#### [QUOTED PASSAGE]
Store set items in an orderly manner, on a first-come, first-serve basis

Doing it this way doesn’t affect any code. And it would be healthy for the mental health of many. Also, a command could be added specifying the order.

Example:
['es_AR', 'es_MX', 'es_MX', 'en']

How Set works now:
Set(['es_AR', 'es_MX', 'es_MX', 'en'])

Results now:
{'es_MX', 'en', 'es_AR'}

“I’ve never seen a random list so well implemented.”

It should be:
{'es_AR', 'es_MX', 'en'}

I find it hard to imagine someone knowing about this problem and using it to generate something random at such a deep level of the language instead of just using random, so I don’t think it will affect too many codes.

Doing this might affect performance or memory usage. And how would this apply to set operations.

This is an idea, but not really a bug in any way.

If there was no performance issues (memory or runtime) in an implementation: it may be more to consider.

I don’t think this change would be considered if it impacted performance of existing set operations.

2 Likes

My theory is that they relied on a dictionary to distinguish it from the list.

#### [RECORD LIST]
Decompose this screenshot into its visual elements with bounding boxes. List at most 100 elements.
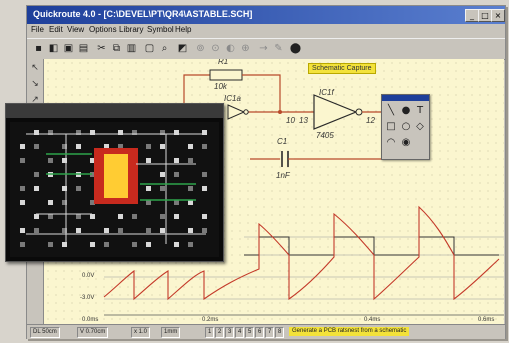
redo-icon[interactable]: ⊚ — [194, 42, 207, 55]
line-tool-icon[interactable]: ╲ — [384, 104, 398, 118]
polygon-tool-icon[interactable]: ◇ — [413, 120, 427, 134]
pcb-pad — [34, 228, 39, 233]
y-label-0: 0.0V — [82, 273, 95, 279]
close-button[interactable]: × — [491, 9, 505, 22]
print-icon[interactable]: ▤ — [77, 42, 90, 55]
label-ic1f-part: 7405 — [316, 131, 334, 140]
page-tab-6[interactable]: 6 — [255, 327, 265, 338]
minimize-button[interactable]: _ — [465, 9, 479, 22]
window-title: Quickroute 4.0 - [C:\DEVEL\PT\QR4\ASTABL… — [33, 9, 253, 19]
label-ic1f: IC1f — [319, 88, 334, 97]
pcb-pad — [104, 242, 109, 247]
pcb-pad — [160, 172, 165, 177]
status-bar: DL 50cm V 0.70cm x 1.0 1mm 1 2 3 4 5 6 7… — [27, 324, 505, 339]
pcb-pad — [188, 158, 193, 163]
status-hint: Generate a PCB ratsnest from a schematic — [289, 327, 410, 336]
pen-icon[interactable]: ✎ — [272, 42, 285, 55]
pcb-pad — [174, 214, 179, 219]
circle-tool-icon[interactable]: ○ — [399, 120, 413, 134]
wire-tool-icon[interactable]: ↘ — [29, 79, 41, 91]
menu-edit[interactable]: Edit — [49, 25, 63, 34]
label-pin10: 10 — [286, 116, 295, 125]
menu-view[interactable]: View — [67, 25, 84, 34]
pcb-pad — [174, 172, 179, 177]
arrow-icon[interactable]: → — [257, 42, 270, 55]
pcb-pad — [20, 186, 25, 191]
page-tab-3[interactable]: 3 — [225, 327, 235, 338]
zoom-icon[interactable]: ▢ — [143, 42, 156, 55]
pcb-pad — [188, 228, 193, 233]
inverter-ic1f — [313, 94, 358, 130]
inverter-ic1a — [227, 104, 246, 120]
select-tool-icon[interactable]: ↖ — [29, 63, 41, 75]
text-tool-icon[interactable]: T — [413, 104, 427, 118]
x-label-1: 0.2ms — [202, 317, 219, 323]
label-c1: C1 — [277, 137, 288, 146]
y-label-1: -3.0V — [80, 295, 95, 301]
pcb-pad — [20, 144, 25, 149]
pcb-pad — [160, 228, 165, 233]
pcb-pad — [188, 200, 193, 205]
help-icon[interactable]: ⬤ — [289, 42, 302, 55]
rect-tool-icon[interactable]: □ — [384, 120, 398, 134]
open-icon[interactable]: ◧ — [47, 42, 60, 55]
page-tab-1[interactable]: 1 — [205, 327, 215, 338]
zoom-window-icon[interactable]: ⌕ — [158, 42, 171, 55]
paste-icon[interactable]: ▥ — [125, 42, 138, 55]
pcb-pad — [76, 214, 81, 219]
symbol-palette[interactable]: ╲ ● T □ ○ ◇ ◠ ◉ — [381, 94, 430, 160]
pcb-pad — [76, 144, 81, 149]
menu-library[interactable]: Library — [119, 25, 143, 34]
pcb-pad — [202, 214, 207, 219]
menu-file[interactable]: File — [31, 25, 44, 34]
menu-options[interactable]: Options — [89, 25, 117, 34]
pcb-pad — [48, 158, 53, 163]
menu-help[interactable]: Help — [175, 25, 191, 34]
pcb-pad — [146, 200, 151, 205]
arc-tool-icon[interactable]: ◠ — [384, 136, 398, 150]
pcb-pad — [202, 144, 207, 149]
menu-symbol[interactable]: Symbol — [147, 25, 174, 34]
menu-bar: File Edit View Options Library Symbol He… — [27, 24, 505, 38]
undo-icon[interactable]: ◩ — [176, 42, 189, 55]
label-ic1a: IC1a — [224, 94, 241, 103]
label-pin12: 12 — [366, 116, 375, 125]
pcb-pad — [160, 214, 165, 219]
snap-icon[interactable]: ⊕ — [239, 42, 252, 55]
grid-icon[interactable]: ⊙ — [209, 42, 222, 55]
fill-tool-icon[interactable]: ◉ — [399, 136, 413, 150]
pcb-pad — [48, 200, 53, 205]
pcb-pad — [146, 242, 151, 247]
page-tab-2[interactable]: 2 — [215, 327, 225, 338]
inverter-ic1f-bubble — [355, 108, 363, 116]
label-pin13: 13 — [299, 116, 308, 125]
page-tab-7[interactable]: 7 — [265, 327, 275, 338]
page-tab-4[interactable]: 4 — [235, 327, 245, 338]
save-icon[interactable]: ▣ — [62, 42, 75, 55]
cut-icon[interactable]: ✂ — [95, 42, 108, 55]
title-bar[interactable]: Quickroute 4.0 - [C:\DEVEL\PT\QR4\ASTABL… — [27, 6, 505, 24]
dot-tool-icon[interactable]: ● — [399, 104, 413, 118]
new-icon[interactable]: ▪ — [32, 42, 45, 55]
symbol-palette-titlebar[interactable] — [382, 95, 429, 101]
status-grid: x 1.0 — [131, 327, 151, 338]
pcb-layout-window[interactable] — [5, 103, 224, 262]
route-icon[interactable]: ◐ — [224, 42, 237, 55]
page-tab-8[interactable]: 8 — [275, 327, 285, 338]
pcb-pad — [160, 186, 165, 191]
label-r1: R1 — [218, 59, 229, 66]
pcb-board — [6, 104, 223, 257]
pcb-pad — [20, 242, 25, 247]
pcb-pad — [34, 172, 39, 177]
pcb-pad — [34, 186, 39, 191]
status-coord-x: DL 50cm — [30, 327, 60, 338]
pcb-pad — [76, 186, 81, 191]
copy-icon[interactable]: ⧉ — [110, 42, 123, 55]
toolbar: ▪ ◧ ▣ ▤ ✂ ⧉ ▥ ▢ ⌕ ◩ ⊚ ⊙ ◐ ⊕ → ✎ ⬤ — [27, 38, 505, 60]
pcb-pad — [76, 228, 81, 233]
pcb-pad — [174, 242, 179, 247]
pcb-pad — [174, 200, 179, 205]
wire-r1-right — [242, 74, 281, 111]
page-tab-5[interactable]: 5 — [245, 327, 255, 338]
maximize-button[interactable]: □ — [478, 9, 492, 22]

==

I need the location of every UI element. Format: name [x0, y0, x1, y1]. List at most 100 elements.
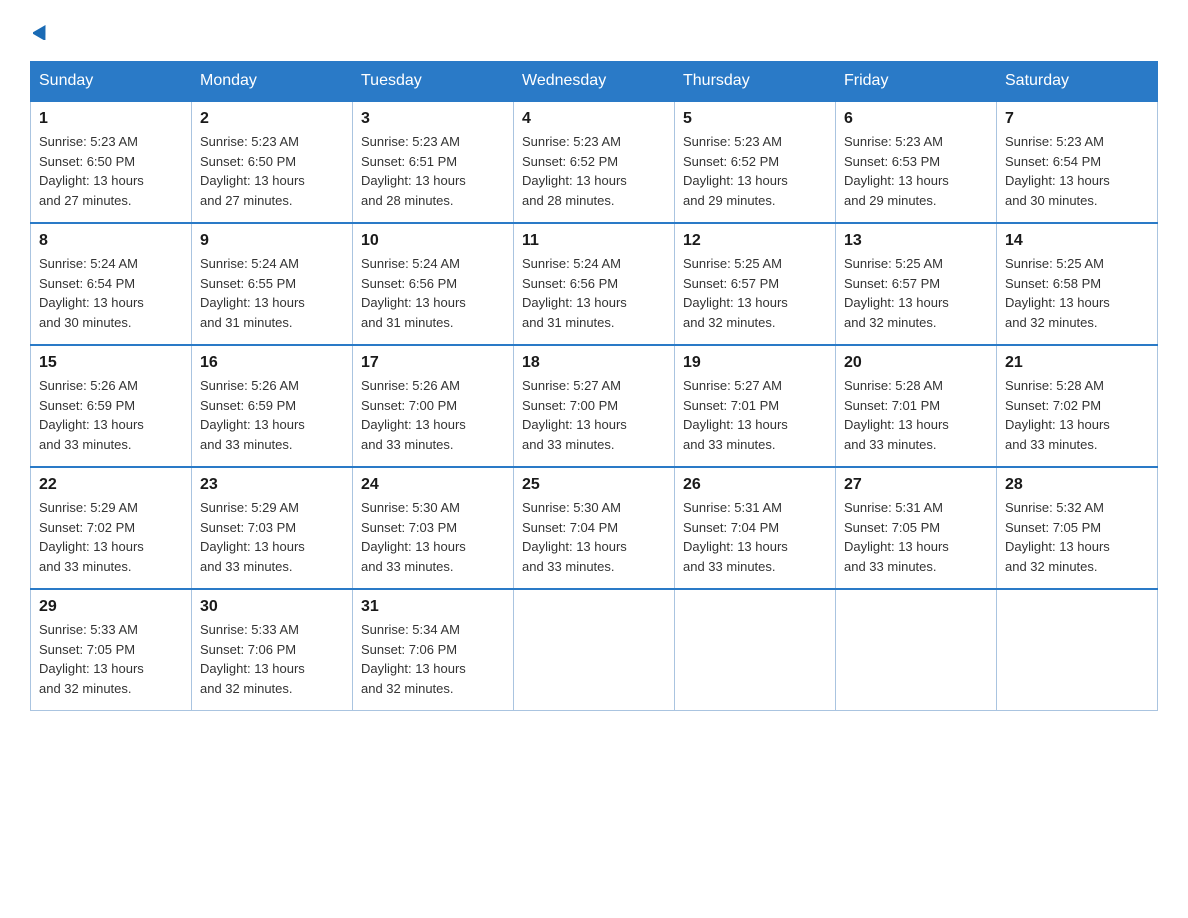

==

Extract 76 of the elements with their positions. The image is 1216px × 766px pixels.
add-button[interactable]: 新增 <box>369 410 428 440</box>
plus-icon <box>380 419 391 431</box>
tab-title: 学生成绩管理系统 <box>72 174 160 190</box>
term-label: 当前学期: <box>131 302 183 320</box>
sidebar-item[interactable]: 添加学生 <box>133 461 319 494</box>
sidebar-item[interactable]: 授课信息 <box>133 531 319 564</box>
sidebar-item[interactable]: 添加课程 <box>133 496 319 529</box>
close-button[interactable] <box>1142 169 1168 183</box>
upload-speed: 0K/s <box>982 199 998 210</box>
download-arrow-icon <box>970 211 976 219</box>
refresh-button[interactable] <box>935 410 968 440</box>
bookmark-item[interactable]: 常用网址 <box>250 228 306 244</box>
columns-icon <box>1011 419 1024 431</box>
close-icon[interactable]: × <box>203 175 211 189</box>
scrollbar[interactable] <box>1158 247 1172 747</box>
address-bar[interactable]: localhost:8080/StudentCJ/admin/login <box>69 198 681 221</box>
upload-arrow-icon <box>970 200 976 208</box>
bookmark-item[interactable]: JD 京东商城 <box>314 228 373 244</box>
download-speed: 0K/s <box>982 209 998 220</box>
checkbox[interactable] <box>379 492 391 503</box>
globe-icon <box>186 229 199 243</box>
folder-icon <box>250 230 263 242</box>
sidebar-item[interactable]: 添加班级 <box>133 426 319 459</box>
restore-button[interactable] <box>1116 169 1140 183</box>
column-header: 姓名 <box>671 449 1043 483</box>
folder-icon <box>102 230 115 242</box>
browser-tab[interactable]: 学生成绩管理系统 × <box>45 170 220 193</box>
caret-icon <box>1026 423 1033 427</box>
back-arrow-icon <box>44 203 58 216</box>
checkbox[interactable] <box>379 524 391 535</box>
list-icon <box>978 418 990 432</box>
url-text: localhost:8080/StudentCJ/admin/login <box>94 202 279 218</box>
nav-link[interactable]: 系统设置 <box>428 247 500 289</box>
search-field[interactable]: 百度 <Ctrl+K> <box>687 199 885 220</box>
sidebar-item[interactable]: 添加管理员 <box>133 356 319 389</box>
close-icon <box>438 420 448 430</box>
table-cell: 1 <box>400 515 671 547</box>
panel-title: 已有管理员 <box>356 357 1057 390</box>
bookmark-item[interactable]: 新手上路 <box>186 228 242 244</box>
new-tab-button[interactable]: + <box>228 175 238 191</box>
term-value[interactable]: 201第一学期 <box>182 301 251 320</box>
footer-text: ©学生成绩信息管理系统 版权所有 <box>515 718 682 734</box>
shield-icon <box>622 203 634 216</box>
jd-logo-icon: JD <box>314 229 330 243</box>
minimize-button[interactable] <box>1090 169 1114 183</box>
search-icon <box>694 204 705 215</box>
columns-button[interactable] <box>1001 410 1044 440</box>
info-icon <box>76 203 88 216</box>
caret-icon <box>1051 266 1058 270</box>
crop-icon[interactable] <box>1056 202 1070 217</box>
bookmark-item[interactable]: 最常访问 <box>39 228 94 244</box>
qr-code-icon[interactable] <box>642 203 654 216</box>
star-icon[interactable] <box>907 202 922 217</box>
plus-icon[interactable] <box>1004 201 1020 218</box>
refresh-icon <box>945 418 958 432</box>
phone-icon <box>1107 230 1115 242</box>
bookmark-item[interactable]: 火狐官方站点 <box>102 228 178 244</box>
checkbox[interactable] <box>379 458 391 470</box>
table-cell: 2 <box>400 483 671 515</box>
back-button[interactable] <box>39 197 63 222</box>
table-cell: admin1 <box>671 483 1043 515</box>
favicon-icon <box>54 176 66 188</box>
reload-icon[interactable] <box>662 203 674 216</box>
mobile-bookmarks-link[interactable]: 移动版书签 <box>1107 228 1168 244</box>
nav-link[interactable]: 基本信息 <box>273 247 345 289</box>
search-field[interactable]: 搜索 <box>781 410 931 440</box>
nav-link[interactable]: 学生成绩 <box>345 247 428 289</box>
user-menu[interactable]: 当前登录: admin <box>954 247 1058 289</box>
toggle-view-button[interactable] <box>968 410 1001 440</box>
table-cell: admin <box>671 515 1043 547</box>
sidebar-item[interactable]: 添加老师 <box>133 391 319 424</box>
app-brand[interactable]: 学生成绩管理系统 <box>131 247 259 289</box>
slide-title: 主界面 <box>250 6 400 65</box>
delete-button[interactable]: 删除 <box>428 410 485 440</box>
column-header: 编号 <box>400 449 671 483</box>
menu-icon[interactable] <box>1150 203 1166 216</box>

#### [TO BE DONE]
1 - In the set-ordering thread, reproduce the stretch from "I find it hard" through "from the list.", replacing "performance" with "speed".
2 - According to the final post in the thread on set ordering, what theory explains the current behavior?

#### [ANSWERS]
1 -
I find it hard to imagine someone knowing about this problem and using it to generate something random at such a deep level of the language instead of just using random, so I don’t think it will affect too many codes.

Doing this might affect speed or memory usage. And how would this apply to set operations.

This is an idea, but not really a bug in any way.

If there was no speed issues (memory or runtime) in an implementation: it may be more to consider.

I don’t think this change would be considered if it impacted speed of existing set operations.

2 Likes

My theory is that they relied on a dictionary to distinguish it from the list.

2 - That they relied on a dictionary to distinguish it from the list.